**THE PROBLEM**: Extract the lines of the material starting at the line that contains "data-point — [213, 258, 222, 267]" and ending at the line that contains "data-point — [85, 81, 94, 90]", both included, and copy each one unchanged.

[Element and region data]
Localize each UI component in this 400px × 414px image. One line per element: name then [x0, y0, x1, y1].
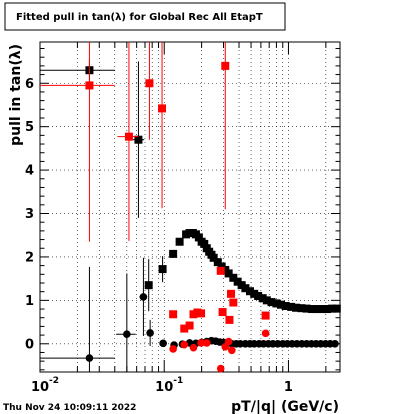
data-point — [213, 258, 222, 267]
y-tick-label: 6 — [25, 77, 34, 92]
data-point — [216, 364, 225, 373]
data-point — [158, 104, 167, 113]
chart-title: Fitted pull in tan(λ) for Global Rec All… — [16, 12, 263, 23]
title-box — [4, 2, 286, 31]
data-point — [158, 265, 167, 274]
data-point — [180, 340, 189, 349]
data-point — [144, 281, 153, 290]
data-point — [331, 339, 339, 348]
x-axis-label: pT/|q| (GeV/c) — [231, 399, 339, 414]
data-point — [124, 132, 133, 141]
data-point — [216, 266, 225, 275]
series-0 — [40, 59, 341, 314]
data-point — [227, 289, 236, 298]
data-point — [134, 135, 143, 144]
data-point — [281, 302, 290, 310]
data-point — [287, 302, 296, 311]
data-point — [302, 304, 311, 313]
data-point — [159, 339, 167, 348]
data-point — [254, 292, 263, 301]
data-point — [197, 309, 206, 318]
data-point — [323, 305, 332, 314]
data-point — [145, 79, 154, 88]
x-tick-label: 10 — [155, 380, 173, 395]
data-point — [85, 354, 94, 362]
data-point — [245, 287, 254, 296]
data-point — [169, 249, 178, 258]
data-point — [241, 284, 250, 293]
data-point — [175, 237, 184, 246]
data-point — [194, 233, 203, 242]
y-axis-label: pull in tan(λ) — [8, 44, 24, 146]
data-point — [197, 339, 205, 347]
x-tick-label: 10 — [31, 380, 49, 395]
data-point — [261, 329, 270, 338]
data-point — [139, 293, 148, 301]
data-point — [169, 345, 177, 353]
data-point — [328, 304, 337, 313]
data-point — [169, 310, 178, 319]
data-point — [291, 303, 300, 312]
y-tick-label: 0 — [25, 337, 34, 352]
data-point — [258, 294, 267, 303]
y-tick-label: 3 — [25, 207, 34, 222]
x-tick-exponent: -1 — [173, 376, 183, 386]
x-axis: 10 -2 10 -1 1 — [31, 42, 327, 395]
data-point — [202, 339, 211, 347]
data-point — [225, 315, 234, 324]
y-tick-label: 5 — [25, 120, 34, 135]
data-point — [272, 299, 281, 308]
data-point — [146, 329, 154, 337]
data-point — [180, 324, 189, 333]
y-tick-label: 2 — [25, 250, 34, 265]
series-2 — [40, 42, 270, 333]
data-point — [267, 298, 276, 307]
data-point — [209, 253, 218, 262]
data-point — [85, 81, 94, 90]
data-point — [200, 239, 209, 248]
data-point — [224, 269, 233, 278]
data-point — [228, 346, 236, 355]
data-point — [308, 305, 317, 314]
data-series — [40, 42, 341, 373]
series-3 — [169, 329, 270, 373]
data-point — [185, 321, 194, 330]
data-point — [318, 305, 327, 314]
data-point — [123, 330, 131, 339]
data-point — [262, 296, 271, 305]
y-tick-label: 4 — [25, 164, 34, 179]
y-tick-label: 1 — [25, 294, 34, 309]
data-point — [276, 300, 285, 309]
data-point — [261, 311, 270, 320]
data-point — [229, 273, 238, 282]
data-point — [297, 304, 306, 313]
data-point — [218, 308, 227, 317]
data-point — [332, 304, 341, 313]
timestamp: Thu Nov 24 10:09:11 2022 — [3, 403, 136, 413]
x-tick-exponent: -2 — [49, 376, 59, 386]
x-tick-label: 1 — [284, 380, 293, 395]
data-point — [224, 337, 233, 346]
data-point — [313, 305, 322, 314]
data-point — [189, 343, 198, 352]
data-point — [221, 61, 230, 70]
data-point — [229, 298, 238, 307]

**FINAL RESULT**:
data-point — [213, 258, 222, 267]
y-tick-label: 6 — [25, 77, 34, 92]
data-point — [216, 364, 225, 373]
data-point — [158, 104, 167, 113]
chart-title: Fitted pull in tan(λ) for Global Rec All… — [16, 12, 263, 23]
title-box — [4, 2, 286, 31]
data-point — [158, 265, 167, 274]
data-point — [180, 340, 189, 349]
data-point — [144, 281, 153, 290]
data-point — [331, 339, 339, 348]
x-axis-label: pT/|q| (GeV/c) — [231, 399, 339, 414]
data-point — [124, 132, 133, 141]
data-point — [216, 266, 225, 275]
series-0 — [40, 59, 341, 314]
data-point — [227, 289, 236, 298]
data-point — [134, 135, 143, 144]
data-point — [281, 302, 290, 310]
data-point — [287, 302, 296, 311]
data-point — [302, 304, 311, 313]
data-point — [159, 339, 167, 348]
data-point — [254, 292, 263, 301]
data-point — [197, 309, 206, 318]
data-point — [323, 305, 332, 314]
data-point — [145, 79, 154, 88]
x-tick-label: 10 — [155, 380, 173, 395]
data-point — [85, 354, 94, 362]
data-point — [245, 287, 254, 296]
data-point — [169, 249, 178, 258]
data-point — [241, 284, 250, 293]
data-point — [175, 237, 184, 246]
data-point — [194, 233, 203, 242]
y-axis-label: pull in tan(λ) — [8, 44, 24, 146]
data-point — [197, 339, 205, 347]
x-tick-label: 10 — [31, 380, 49, 395]
data-point — [261, 329, 270, 338]
data-point — [139, 293, 148, 301]
data-point — [169, 345, 177, 353]
data-point — [328, 304, 337, 313]
data-point — [169, 310, 178, 319]
data-point — [291, 303, 300, 312]
y-tick-label: 0 — [25, 337, 34, 352]
data-point — [258, 294, 267, 303]
y-tick-label: 3 — [25, 207, 34, 222]
x-tick-exponent: -1 — [173, 376, 183, 386]
x-axis: 10 -2 10 -1 1 — [31, 42, 327, 395]
data-point — [202, 339, 211, 347]
data-point — [225, 315, 234, 324]
y-tick-label: 5 — [25, 120, 34, 135]
data-point — [272, 299, 281, 308]
data-point — [146, 329, 154, 337]
data-point — [180, 324, 189, 333]
y-tick-label: 2 — [25, 250, 34, 265]
series-2 — [40, 42, 270, 333]
data-point — [267, 298, 276, 307]
data-point — [209, 253, 218, 262]
data-point — [85, 81, 94, 90]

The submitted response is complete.